[Start]

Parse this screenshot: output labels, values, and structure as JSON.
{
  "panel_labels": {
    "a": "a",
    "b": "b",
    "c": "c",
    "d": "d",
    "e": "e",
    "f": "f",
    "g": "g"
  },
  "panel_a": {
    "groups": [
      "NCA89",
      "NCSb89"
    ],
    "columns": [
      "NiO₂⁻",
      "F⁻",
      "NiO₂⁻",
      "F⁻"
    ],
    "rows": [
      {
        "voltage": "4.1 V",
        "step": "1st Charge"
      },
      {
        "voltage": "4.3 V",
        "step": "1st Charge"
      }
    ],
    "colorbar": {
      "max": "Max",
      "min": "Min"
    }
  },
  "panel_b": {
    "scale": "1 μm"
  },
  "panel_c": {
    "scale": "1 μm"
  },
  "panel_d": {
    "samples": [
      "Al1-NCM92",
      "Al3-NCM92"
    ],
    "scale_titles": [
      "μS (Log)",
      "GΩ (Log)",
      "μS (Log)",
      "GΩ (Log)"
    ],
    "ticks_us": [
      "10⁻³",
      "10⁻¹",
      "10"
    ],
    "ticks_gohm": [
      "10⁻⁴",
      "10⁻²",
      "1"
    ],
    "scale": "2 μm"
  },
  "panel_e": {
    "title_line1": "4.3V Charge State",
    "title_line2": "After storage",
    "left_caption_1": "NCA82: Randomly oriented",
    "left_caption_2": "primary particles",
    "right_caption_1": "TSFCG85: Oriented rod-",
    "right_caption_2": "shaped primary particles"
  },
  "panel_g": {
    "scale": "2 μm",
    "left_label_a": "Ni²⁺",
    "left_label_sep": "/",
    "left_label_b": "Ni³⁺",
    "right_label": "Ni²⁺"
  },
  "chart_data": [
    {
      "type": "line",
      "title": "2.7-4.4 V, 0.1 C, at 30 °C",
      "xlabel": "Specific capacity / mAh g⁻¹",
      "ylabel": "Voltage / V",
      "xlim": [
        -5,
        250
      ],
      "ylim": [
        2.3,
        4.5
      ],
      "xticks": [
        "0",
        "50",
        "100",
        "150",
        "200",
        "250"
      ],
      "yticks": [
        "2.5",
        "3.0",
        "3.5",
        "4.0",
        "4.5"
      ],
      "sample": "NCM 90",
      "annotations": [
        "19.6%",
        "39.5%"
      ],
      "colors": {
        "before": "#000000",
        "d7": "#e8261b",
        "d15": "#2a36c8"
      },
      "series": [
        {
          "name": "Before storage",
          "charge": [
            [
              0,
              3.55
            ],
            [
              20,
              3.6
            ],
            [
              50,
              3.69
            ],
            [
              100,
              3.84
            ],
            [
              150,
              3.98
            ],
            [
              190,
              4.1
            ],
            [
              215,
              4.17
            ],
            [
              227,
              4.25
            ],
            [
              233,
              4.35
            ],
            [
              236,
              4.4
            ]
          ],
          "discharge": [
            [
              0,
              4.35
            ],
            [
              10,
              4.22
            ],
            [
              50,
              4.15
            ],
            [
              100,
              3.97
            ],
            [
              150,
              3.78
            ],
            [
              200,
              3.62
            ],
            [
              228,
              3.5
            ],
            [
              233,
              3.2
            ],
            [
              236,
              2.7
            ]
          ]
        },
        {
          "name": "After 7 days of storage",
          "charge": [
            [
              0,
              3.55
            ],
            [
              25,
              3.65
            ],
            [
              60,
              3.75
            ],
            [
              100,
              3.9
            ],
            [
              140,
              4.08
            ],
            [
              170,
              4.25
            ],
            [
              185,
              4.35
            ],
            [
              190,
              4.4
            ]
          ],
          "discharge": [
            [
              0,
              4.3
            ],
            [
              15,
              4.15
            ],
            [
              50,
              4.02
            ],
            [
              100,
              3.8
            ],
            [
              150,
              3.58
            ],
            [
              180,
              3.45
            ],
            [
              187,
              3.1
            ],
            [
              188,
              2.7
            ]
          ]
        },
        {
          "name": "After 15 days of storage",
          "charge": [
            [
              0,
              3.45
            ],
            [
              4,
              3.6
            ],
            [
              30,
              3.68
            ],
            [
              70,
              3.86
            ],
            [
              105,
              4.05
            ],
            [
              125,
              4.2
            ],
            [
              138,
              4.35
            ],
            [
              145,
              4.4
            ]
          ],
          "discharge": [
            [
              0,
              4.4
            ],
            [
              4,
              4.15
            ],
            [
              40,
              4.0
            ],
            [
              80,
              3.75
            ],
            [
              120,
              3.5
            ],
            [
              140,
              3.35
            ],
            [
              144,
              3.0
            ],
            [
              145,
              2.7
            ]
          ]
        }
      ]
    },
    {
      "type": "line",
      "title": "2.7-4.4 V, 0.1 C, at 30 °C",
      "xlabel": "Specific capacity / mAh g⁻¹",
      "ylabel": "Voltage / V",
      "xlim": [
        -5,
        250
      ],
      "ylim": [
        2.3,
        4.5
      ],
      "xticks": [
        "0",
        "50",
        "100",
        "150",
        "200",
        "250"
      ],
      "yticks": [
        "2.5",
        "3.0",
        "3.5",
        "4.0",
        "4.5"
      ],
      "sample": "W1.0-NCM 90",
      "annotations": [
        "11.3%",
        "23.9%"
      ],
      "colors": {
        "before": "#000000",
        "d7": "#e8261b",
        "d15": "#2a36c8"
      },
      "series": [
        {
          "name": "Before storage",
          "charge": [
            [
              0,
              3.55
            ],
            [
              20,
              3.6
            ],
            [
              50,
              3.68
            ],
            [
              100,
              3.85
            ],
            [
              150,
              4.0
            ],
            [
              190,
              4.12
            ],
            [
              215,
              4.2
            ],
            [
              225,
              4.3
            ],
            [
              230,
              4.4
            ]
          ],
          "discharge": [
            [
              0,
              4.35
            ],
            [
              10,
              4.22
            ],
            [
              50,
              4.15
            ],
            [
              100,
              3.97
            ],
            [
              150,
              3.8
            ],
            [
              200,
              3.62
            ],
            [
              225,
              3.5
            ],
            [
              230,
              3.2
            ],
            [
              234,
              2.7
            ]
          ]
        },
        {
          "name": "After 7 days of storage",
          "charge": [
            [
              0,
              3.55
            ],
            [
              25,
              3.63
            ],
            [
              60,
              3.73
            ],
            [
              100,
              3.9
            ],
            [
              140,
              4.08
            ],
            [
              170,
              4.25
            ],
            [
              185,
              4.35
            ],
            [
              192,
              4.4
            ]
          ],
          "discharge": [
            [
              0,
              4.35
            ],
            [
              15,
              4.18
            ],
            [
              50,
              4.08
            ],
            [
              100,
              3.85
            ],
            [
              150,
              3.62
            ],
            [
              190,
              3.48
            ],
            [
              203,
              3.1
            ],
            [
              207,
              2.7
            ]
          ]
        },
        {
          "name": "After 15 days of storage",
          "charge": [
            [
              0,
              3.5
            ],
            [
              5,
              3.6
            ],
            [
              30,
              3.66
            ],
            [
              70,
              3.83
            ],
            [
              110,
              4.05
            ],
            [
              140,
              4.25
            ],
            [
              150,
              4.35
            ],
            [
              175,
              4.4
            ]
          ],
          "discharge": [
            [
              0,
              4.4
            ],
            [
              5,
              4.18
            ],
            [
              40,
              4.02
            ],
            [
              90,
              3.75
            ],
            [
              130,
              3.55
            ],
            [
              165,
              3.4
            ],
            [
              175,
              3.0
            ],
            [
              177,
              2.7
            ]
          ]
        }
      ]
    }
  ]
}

[End]

-- Short problem --
Copy out each line that contains the word "particles".

-- Reply --
    "left_caption_2": "primary particles",
    "right_caption_2": "shaped primary particles"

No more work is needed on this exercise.